_To be done_
Repeat, exactly and in full, the lines of the listing below, but without any pictures.
============
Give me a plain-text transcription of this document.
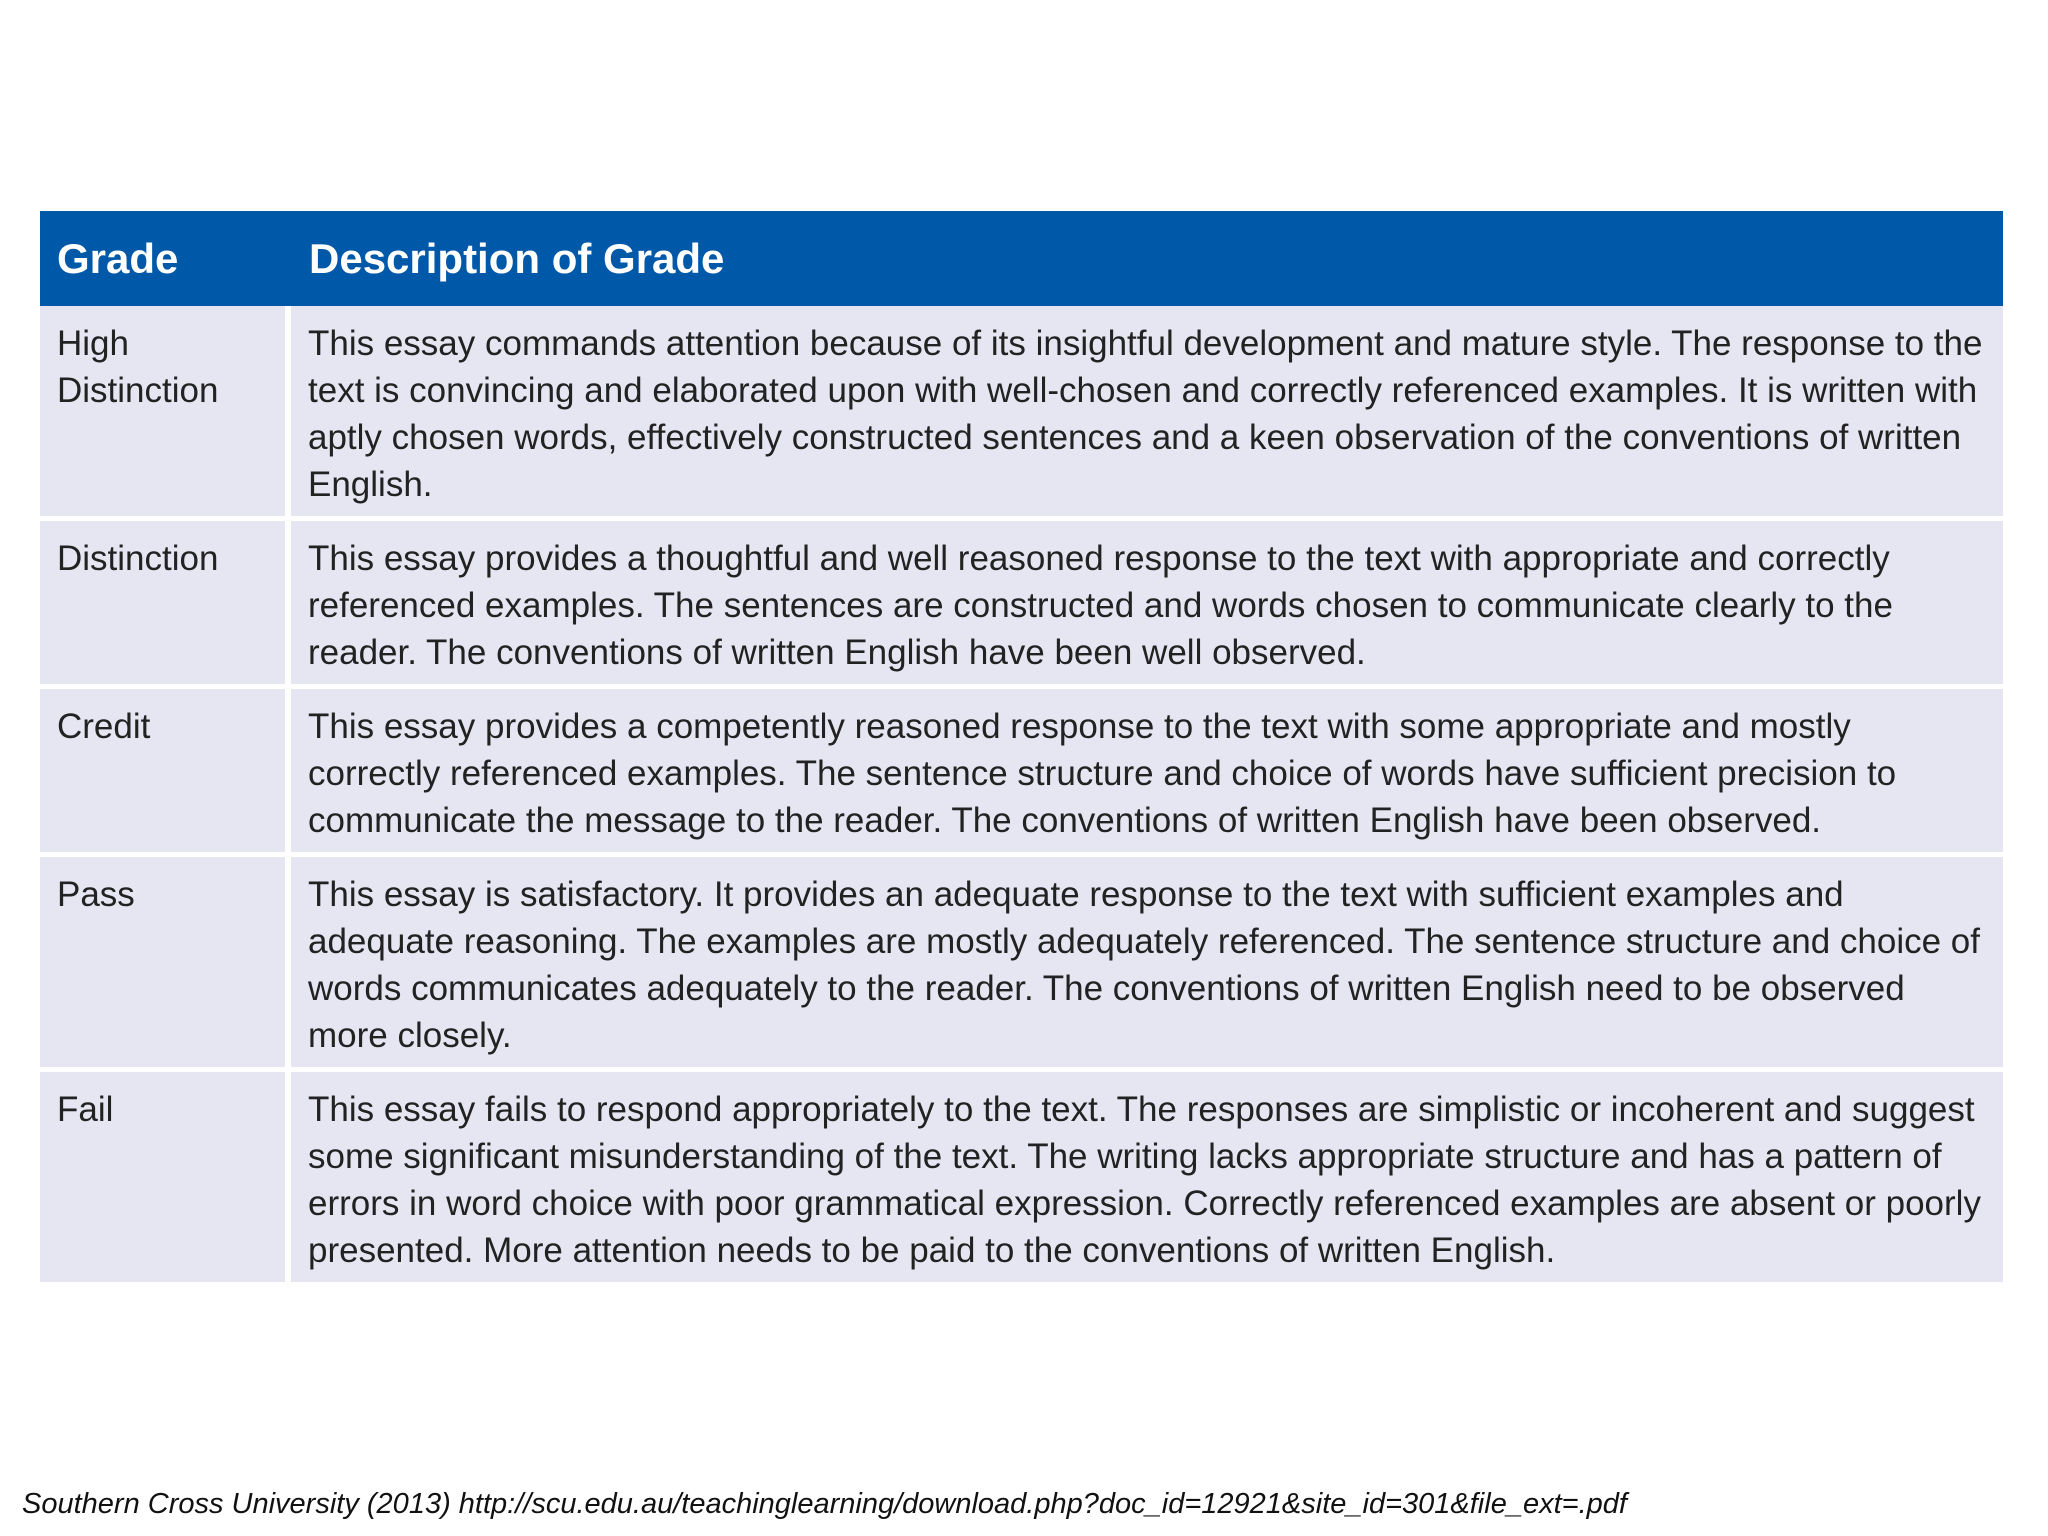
Grade	Description of Grade
High Distinction	This essay commands attention because of its insightful development and mature style. The response to the text is convincing and elaborated upon with well-chosen and correctly referenced examples. It is written with aptly chosen words, effectively constructed sentences and a keen observation of the conventions of written English.
Distinction	This essay provides a thoughtful and well reasoned response to the text with appropriate and correctly referenced examples. The sentences are constructed and words chosen to communicate clearly to the reader. The conventions of written English have been well observed.
Credit	This essay provides a competently reasoned response to the text with some appropriate and mostly correctly referenced examples. The sentence structure and choice of words have sufficient precision to communicate the message to the reader. The conventions of written English have been observed.
Pass	This essay is satisfactory. It provides an adequate response to the text with sufficient examples and adequate reasoning. The examples are mostly adequately referenced. The sentence structure and choice of words communicates adequately to the reader. The conventions of written English need to be observed more closely.
Fail	This essay fails to respond appropriately to the text. The responses are simplistic or incoherent and suggest some significant misunderstanding of the text. The writing lacks appropriate structure and has a pattern of errors in word choice with poor grammatical expression. Correctly referenced examples are absent or poorly presented. More attention needs to be paid to the conventions of written English.
Southern Cross University (2013) http://scu.edu.au/teachinglearning/download.php?doc_id=12921&site_id=301&file_ext=.pdf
============
_Expected output_
Give me a plain-text transcription of this document.
Grade	Description of Grade
High Distinction	This essay commands attention because of its insightful development and mature style. The response to the text is convincing and elaborated upon with well-chosen and correctly referenced examples. It is written with aptly chosen words, effectively constructed sentences and a keen observation of the conventions of written English.
Distinction	This essay provides a thoughtful and well reasoned response to the text with appropriate and correctly referenced examples. The sentences are constructed and words chosen to communicate clearly to the reader. The conventions of written English have been well observed.
Credit	This essay provides a competently reasoned response to the text with some appropriate and mostly correctly referenced examples. The sentence structure and choice of words have sufficient precision to communicate the message to the reader. The conventions of written English have been observed.
Pass	This essay is satisfactory. It provides an adequate response to the text with sufficient examples and adequate reasoning. The examples are mostly adequately referenced. The sentence structure and choice of words communicates adequately to the reader. The conventions of written English need to be observed more closely.
Fail	This essay fails to respond appropriately to the text. The responses are simplistic or incoherent and suggest some significant misunderstanding of the text. The writing lacks appropriate structure and has a pattern of errors in word choice with poor grammatical expression. Correctly referenced examples are absent or poorly presented. More attention needs to be paid to the conventions of written English.
Southern Cross University (2013) http://scu.edu.au/teachinglearning/download.php?doc_id=12921&site_id=301&file_ext=.pdf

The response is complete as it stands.